#### [PROBLEM]
Of the lines in the records that follow, how many include the word "upper"? Answer with a bare number.
|---|
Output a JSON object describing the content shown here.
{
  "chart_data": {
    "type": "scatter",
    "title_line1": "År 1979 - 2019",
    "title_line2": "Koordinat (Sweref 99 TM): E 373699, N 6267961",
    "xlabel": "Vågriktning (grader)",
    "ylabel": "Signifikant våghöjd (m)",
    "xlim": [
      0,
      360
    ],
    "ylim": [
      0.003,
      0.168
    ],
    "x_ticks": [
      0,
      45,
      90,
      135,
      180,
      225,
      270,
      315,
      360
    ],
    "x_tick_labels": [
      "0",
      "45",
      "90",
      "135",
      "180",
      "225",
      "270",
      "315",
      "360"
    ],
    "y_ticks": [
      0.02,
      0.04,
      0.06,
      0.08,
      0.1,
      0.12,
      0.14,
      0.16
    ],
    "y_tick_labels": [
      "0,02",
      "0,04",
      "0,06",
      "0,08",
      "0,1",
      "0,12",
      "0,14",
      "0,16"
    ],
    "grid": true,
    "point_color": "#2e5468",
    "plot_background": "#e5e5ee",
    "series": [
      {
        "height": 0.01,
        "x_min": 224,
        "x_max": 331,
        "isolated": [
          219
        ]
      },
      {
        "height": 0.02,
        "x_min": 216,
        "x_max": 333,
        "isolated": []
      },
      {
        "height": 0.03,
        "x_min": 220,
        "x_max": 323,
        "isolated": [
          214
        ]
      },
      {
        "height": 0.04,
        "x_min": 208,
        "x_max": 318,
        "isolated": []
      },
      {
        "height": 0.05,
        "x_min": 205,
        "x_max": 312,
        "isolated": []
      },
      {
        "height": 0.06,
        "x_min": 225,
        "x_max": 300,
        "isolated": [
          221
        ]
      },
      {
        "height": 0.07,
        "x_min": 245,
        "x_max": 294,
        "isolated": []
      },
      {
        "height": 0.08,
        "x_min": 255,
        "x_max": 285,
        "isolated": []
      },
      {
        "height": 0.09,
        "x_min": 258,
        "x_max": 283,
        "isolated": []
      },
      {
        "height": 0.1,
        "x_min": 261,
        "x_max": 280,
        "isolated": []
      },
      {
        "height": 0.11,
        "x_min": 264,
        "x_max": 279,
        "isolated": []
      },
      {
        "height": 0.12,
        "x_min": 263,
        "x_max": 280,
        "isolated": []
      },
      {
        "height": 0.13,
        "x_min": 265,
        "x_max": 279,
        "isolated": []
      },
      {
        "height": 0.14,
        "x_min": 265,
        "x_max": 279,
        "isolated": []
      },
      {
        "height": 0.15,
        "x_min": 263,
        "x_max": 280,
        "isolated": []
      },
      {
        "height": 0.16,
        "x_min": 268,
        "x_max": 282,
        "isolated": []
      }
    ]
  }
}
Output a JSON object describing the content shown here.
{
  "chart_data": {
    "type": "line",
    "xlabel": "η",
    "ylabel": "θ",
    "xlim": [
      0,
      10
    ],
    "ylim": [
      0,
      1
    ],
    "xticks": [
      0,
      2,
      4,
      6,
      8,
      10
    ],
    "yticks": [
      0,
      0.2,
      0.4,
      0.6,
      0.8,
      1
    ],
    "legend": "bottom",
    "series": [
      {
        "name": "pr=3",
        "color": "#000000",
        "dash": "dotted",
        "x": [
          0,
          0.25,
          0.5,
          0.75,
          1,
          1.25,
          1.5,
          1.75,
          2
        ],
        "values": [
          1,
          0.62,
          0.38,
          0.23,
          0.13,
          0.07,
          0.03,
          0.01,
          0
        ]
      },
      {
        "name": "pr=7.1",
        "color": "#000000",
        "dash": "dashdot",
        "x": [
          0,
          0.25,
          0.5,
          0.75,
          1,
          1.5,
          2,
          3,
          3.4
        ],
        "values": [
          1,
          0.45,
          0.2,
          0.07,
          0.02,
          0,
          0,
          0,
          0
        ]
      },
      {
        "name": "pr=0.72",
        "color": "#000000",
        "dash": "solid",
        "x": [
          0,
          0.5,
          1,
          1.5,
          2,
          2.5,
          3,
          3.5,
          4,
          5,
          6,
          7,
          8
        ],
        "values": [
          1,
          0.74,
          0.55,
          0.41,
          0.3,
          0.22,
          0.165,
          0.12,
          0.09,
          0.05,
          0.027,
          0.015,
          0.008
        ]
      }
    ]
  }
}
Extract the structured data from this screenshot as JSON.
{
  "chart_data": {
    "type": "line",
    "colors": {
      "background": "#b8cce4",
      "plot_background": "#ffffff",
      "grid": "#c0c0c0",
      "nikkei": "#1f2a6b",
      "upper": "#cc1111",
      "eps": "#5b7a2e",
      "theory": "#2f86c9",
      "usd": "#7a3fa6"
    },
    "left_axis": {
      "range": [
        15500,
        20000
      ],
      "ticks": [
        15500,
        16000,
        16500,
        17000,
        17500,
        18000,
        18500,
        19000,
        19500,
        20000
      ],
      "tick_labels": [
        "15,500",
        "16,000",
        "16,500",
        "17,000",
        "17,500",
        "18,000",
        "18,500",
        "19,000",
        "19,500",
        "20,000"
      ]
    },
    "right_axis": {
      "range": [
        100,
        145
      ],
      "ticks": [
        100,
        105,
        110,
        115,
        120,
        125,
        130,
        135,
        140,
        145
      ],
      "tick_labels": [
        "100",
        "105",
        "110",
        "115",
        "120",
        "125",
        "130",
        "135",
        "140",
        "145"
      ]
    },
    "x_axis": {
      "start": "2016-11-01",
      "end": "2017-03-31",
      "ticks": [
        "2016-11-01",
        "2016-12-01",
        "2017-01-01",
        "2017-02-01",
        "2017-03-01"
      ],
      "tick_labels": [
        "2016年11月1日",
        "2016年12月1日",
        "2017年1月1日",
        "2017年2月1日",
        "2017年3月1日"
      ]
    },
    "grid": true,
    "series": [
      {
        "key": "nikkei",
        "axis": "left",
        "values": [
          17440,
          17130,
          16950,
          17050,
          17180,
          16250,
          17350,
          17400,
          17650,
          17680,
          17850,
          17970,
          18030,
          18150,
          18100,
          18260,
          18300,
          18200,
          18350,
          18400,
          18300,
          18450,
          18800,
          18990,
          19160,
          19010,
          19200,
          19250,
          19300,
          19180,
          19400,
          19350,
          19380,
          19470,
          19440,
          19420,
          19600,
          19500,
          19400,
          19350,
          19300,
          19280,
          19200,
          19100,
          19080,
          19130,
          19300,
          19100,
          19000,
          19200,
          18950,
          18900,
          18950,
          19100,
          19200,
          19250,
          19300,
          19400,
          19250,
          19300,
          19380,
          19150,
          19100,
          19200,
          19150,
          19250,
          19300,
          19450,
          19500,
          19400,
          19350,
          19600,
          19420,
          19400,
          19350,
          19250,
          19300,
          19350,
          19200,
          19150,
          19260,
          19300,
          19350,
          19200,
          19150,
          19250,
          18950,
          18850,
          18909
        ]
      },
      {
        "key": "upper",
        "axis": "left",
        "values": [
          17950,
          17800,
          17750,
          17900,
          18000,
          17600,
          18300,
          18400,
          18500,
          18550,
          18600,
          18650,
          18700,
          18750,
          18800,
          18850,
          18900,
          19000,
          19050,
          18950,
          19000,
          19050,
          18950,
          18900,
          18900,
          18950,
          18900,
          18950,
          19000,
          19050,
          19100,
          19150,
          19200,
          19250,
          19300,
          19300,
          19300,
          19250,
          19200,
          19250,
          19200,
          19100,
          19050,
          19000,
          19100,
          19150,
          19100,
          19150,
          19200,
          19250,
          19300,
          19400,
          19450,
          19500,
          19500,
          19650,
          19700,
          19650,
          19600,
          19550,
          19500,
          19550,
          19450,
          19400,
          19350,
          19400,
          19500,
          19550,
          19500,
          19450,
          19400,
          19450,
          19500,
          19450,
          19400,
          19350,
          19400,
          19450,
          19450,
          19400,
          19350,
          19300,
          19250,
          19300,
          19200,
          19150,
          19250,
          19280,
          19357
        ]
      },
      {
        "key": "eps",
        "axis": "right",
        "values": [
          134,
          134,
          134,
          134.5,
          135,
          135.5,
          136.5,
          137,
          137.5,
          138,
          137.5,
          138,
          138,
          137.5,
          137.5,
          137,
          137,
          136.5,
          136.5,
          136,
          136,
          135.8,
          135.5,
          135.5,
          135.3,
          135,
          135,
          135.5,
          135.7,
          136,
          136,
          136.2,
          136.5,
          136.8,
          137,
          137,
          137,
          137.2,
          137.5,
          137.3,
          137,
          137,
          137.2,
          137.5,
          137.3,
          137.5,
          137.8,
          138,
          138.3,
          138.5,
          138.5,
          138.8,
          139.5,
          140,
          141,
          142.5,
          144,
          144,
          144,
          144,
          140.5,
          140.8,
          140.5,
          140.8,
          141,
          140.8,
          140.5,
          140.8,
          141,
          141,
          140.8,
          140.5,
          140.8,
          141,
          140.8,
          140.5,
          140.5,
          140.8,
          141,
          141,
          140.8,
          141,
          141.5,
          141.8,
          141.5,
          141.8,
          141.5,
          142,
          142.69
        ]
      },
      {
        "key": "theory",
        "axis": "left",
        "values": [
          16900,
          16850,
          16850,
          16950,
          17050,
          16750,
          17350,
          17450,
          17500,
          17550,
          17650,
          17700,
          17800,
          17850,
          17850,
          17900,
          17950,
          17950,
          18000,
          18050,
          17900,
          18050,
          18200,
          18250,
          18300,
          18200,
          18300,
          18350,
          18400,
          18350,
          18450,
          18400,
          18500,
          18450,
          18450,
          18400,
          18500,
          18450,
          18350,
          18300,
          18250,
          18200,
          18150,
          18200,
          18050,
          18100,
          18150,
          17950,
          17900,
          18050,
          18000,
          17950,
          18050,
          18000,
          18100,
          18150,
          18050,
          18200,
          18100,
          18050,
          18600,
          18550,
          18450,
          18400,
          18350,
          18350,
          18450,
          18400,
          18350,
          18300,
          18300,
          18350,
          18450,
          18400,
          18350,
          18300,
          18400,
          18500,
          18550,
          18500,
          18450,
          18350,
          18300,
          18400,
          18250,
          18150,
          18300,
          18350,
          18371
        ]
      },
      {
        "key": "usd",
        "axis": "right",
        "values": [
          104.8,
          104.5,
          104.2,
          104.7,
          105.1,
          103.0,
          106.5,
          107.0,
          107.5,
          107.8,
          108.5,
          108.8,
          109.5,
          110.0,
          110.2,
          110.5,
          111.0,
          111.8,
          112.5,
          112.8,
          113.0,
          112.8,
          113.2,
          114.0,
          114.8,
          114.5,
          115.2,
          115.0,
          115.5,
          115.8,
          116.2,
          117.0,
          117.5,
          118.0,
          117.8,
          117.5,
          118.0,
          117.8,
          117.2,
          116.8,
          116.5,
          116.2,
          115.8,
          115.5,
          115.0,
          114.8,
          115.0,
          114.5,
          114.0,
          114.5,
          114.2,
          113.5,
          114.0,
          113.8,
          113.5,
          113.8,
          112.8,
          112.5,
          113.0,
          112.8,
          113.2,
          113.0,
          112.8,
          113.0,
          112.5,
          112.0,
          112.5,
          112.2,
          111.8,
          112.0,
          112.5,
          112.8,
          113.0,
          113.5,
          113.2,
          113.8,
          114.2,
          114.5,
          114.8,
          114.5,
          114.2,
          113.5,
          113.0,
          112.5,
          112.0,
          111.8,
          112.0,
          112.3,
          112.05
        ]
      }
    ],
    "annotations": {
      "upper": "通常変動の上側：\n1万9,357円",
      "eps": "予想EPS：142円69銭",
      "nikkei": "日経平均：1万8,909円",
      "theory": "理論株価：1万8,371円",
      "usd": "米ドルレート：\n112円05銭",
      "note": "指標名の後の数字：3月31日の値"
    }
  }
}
|---|
#### [ANSWER TO THE TASK]
3